# [YOUR GOAL]
Each line below is to be written out in full, exactly as shown.

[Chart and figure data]
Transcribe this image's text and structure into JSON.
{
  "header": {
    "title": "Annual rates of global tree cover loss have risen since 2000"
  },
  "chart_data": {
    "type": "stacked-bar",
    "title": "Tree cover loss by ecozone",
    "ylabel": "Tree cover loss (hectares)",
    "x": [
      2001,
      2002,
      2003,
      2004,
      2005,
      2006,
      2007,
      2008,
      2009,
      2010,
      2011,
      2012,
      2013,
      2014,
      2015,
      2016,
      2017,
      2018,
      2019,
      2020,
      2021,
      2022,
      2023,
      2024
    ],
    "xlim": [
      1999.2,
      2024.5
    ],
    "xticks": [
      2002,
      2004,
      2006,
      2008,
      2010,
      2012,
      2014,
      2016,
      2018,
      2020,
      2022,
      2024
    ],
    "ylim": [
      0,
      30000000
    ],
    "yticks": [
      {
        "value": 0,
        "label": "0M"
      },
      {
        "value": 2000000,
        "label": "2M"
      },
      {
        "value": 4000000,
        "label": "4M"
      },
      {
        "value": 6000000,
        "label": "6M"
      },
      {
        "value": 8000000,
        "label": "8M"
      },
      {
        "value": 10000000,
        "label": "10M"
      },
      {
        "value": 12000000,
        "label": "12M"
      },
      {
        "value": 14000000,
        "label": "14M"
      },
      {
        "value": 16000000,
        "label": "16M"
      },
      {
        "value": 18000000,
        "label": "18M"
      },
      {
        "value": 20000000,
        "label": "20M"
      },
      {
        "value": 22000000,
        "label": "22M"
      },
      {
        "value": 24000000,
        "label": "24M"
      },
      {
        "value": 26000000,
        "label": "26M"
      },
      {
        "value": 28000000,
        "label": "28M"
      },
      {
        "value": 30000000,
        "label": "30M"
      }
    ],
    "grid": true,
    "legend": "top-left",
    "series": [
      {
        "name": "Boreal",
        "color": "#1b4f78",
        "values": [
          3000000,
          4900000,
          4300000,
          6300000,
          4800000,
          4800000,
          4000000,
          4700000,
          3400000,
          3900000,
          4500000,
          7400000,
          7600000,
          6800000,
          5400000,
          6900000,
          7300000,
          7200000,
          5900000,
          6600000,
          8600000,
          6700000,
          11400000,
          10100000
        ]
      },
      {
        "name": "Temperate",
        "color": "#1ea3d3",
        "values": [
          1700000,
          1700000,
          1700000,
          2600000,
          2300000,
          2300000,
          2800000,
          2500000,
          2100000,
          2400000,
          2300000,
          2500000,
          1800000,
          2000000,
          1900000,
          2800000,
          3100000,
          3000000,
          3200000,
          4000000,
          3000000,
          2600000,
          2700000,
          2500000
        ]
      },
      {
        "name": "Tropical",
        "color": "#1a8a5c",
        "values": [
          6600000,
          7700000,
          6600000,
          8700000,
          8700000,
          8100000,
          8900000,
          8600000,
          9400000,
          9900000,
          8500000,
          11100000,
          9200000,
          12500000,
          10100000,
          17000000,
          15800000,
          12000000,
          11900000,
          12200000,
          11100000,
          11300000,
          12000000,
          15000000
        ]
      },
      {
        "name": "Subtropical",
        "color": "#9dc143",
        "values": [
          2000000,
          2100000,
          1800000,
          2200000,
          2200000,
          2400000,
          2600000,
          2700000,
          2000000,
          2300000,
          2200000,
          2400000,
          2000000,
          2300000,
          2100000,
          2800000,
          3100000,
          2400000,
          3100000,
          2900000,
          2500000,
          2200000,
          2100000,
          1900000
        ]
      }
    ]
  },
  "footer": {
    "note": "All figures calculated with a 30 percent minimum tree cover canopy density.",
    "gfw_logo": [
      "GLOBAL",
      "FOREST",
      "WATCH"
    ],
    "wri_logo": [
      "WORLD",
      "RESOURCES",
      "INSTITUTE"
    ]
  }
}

# [REPLY]
Transcribe this image's text and structure into JSON.
{
  "header": {
    "title": "Annual rates of global tree cover loss have risen since 2000"
  },
  "chart_data": {
    "type": "stacked-bar",
    "title": "Tree cover loss by ecozone",
    "ylabel": "Tree cover loss (hectares)",
    "x": [
      2001,
      2002,
      2003,
      2004,
      2005,
      2006,
      2007,
      2008,
      2009,
      2010,
      2011,
      2012,
      2013,
      2014,
      2015,
      2016,
      2017,
      2018,
      2019,
      2020,
      2021,
      2022,
      2023,
      2024
    ],
    "xlim": [
      1999.2,
      2024.5
    ],
    "xticks": [
      2002,
      2004,
      2006,
      2008,
      2010,
      2012,
      2014,
      2016,
      2018,
      2020,
      2022,
      2024
    ],
    "ylim": [
      0,
      30000000
    ],
    "yticks": [
      {
        "value": 0,
        "label": "0M"
      },
      {
        "value": 2000000,
        "label": "2M"
      },
      {
        "value": 4000000,
        "label": "4M"
      },
      {
        "value": 6000000,
        "label": "6M"
      },
      {
        "value": 8000000,
        "label": "8M"
      },
      {
        "value": 10000000,
        "label": "10M"
      },
      {
        "value": 12000000,
        "label": "12M"
      },
      {
        "value": 14000000,
        "label": "14M"
      },
      {
        "value": 16000000,
        "label": "16M"
      },
      {
        "value": 18000000,
        "label": "18M"
      },
      {
        "value": 20000000,
        "label": "20M"
      },
      {
        "value": 22000000,
        "label": "22M"
      },
      {
        "value": 24000000,
        "label": "24M"
      },
      {
        "value": 26000000,
        "label": "26M"
      },
      {
        "value": 28000000,
        "label": "28M"
      },
      {
        "value": 30000000,
        "label": "30M"
      }
    ],
    "grid": true,
    "legend": "top-left",
    "series": [
      {
        "name": "Boreal",
        "color": "#1b4f78",
        "values": [
          3000000,
          4900000,
          4300000,
          6300000,
          4800000,
          4800000,
          4000000,
          4700000,
          3400000,
          3900000,
          4500000,
          7400000,
          7600000,
          6800000,
          5400000,
          6900000,
          7300000,
          7200000,
          5900000,
          6600000,
          8600000,
          6700000,
          11400000,
          10100000
        ]
      },
      {
        "name": "Temperate",
        "color": "#1ea3d3",
        "values": [
          1700000,
          1700000,
          1700000,
          2600000,
          2300000,
          2300000,
          2800000,
          2500000,
          2100000,
          2400000,
          2300000,
          2500000,
          1800000,
          2000000,
          1900000,
          2800000,
          3100000,
          3000000,
          3200000,
          4000000,
          3000000,
          2600000,
          2700000,
          2500000
        ]
      },
      {
        "name": "Tropical",
        "color": "#1a8a5c",
        "values": [
          6600000,
          7700000,
          6600000,
          8700000,
          8700000,
          8100000,
          8900000,
          8600000,
          9400000,
          9900000,
          8500000,
          11100000,
          9200000,
          12500000,
          10100000,
          17000000,
          15800000,
          12000000,
          11900000,
          12200000,
          11100000,
          11300000,
          12000000,
          15000000
        ]
      },
      {
        "name": "Subtropical",
        "color": "#9dc143",
        "values": [
          2000000,
          2100000,
          1800000,
          2200000,
          2200000,
          2400000,
          2600000,
          2700000,
          2000000,
          2300000,
          2200000,
          2400000,
          2000000,
          2300000,
          2100000,
          2800000,
          3100000,
          2400000,
          3100000,
          2900000,
          2500000,
          2200000,
          2100000,
          1900000
        ]
      }
    ]
  },
  "footer": {
    "note": "All figures calculated with a 30 percent minimum tree cover canopy density.",
    "gfw_logo": [
      "GLOBAL",
      "FOREST",
      "WATCH"
    ],
    "wri_logo": [
      "WORLD",
      "RESOURCES",
      "INSTITUTE"
    ]
  }
}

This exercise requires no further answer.